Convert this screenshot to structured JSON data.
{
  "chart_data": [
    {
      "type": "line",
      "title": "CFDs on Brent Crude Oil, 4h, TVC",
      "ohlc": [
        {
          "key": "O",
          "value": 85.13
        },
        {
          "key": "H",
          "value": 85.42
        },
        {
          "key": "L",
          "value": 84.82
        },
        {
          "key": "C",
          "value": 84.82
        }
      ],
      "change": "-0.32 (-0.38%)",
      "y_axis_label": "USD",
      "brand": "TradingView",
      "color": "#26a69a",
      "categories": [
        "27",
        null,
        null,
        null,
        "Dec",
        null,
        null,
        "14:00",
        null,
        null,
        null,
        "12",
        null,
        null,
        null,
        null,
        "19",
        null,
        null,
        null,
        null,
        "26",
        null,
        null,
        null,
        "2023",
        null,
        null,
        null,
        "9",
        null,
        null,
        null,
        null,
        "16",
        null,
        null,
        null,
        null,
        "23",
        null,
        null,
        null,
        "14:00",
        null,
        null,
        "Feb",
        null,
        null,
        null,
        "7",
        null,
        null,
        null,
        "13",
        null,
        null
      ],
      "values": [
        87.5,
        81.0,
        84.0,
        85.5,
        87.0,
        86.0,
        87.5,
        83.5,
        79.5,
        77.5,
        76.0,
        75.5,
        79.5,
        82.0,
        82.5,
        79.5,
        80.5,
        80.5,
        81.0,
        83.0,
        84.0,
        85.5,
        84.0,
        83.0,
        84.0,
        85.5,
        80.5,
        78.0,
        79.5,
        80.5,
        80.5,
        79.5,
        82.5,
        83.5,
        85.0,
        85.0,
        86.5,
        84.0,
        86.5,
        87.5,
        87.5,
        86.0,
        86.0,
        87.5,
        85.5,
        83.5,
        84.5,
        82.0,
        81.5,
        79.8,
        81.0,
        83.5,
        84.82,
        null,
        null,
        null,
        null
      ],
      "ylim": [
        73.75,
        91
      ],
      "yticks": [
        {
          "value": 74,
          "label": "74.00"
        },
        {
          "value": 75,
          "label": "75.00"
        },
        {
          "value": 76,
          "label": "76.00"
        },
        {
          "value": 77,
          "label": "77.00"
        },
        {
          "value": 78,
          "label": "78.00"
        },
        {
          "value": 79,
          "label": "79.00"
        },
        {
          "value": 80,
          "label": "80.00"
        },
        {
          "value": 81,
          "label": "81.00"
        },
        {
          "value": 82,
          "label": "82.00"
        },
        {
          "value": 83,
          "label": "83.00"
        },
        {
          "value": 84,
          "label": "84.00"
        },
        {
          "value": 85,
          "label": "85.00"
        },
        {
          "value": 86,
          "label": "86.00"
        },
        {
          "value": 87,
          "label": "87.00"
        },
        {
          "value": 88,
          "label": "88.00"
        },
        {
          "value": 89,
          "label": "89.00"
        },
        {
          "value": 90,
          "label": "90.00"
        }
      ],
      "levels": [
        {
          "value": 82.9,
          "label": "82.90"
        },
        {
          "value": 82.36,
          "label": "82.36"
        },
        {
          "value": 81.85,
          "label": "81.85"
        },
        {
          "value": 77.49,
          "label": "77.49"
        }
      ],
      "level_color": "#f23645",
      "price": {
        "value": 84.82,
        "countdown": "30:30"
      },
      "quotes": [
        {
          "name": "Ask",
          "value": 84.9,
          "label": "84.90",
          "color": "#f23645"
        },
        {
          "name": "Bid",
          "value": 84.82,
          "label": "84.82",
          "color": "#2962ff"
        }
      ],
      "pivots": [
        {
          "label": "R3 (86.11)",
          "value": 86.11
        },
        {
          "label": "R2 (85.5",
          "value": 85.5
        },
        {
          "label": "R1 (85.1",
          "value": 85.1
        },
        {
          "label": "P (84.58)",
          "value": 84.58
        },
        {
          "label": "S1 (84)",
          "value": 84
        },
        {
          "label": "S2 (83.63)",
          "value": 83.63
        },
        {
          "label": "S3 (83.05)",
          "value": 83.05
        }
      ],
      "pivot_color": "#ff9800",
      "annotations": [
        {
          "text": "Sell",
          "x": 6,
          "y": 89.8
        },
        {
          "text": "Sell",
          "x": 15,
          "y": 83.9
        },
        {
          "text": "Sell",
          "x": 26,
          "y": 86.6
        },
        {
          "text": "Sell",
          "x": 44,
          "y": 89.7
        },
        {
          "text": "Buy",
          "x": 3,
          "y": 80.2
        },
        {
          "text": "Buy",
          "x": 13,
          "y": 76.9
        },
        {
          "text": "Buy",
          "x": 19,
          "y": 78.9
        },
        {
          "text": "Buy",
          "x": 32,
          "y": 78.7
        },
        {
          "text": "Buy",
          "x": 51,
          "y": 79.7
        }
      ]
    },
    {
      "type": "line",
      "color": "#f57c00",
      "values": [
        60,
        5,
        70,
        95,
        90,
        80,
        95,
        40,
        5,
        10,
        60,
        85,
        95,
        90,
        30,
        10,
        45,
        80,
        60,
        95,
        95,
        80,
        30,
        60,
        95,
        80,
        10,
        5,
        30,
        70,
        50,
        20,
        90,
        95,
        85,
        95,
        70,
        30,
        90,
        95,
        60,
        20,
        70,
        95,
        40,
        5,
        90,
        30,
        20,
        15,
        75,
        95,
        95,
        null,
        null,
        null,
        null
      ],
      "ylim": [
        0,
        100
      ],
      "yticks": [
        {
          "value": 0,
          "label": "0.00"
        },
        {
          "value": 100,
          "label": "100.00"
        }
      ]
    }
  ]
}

Written request »
Reproduce the material precisely, including every line.

Task solution »
Convert this screenshot to structured JSON data.
{
  "chart_data": [
    {
      "type": "line",
      "title": "CFDs on Brent Crude Oil, 4h, TVC",
      "ohlc": [
        {
          "key": "O",
          "value": 85.13
        },
        {
          "key": "H",
          "value": 85.42
        },
        {
          "key": "L",
          "value": 84.82
        },
        {
          "key": "C",
          "value": 84.82
        }
      ],
      "change": "-0.32 (-0.38%)",
      "y_axis_label": "USD",
      "brand": "TradingView",
      "color": "#26a69a",
      "categories": [
        "27",
        null,
        null,
        null,
        "Dec",
        null,
        null,
        "14:00",
        null,
        null,
        null,
        "12",
        null,
        null,
        null,
        null,
        "19",
        null,
        null,
        null,
        null,
        "26",
        null,
        null,
        null,
        "2023",
        null,
        null,
        null,
        "9",
        null,
        null,
        null,
        null,
        "16",
        null,
        null,
        null,
        null,
        "23",
        null,
        null,
        null,
        "14:00",
        null,
        null,
        "Feb",
        null,
        null,
        null,
        "7",
        null,
        null,
        null,
        "13",
        null,
        null
      ],
      "values": [
        87.5,
        81.0,
        84.0,
        85.5,
        87.0,
        86.0,
        87.5,
        83.5,
        79.5,
        77.5,
        76.0,
        75.5,
        79.5,
        82.0,
        82.5,
        79.5,
        80.5,
        80.5,
        81.0,
        83.0,
        84.0,
        85.5,
        84.0,
        83.0,
        84.0,
        85.5,
        80.5,
        78.0,
        79.5,
        80.5,
        80.5,
        79.5,
        82.5,
        83.5,
        85.0,
        85.0,
        86.5,
        84.0,
        86.5,
        87.5,
        87.5,
        86.0,
        86.0,
        87.5,
        85.5,
        83.5,
        84.5,
        82.0,
        81.5,
        79.8,
        81.0,
        83.5,
        84.82,
        null,
        null,
        null,
        null
      ],
      "ylim": [
        73.75,
        91
      ],
      "yticks": [
        {
          "value": 74,
          "label": "74.00"
        },
        {
          "value": 75,
          "label": "75.00"
        },
        {
          "value": 76,
          "label": "76.00"
        },
        {
          "value": 77,
          "label": "77.00"
        },
        {
          "value": 78,
          "label": "78.00"
        },
        {
          "value": 79,
          "label": "79.00"
        },
        {
          "value": 80,
          "label": "80.00"
        },
        {
          "value": 81,
          "label": "81.00"
        },
        {
          "value": 82,
          "label": "82.00"
        },
        {
          "value": 83,
          "label": "83.00"
        },
        {
          "value": 84,
          "label": "84.00"
        },
        {
          "value": 85,
          "label": "85.00"
        },
        {
          "value": 86,
          "label": "86.00"
        },
        {
          "value": 87,
          "label": "87.00"
        },
        {
          "value": 88,
          "label": "88.00"
        },
        {
          "value": 89,
          "label": "89.00"
        },
        {
          "value": 90,
          "label": "90.00"
        }
      ],
      "levels": [
        {
          "value": 82.9,
          "label": "82.90"
        },
        {
          "value": 82.36,
          "label": "82.36"
        },
        {
          "value": 81.85,
          "label": "81.85"
        },
        {
          "value": 77.49,
          "label": "77.49"
        }
      ],
      "level_color": "#f23645",
      "price": {
        "value": 84.82,
        "countdown": "30:30"
      },
      "quotes": [
        {
          "name": "Ask",
          "value": 84.9,
          "label": "84.90",
          "color": "#f23645"
        },
        {
          "name": "Bid",
          "value": 84.82,
          "label": "84.82",
          "color": "#2962ff"
        }
      ],
      "pivots": [
        {
          "label": "R3 (86.11)",
          "value": 86.11
        },
        {
          "label": "R2 (85.5",
          "value": 85.5
        },
        {
          "label": "R1 (85.1",
          "value": 85.1
        },
        {
          "label": "P (84.58)",
          "value": 84.58
        },
        {
          "label": "S1 (84)",
          "value": 84
        },
        {
          "label": "S2 (83.63)",
          "value": 83.63
        },
        {
          "label": "S3 (83.05)",
          "value": 83.05
        }
      ],
      "pivot_color": "#ff9800",
      "annotations": [
        {
          "text": "Sell",
          "x": 6,
          "y": 89.8
        },
        {
          "text": "Sell",
          "x": 15,
          "y": 83.9
        },
        {
          "text": "Sell",
          "x": 26,
          "y": 86.6
        },
        {
          "text": "Sell",
          "x": 44,
          "y": 89.7
        },
        {
          "text": "Buy",
          "x": 3,
          "y": 80.2
        },
        {
          "text": "Buy",
          "x": 13,
          "y": 76.9
        },
        {
          "text": "Buy",
          "x": 19,
          "y": 78.9
        },
        {
          "text": "Buy",
          "x": 32,
          "y": 78.7
        },
        {
          "text": "Buy",
          "x": 51,
          "y": 79.7
        }
      ]
    },
    {
      "type": "line",
      "color": "#f57c00",
      "values": [
        60,
        5,
        70,
        95,
        90,
        80,
        95,
        40,
        5,
        10,
        60,
        85,
        95,
        90,
        30,
        10,
        45,
        80,
        60,
        95,
        95,
        80,
        30,
        60,
        95,
        80,
        10,
        5,
        30,
        70,
        50,
        20,
        90,
        95,
        85,
        95,
        70,
        30,
        90,
        95,
        60,
        20,
        70,
        95,
        40,
        5,
        90,
        30,
        20,
        15,
        75,
        95,
        95,
        null,
        null,
        null,
        null
      ],
      "ylim": [
        0,
        100
      ],
      "yticks": [
        {
          "value": 0,
          "label": "0.00"
        },
        {
          "value": 100,
          "label": "100.00"
        }
      ]
    }
  ]
}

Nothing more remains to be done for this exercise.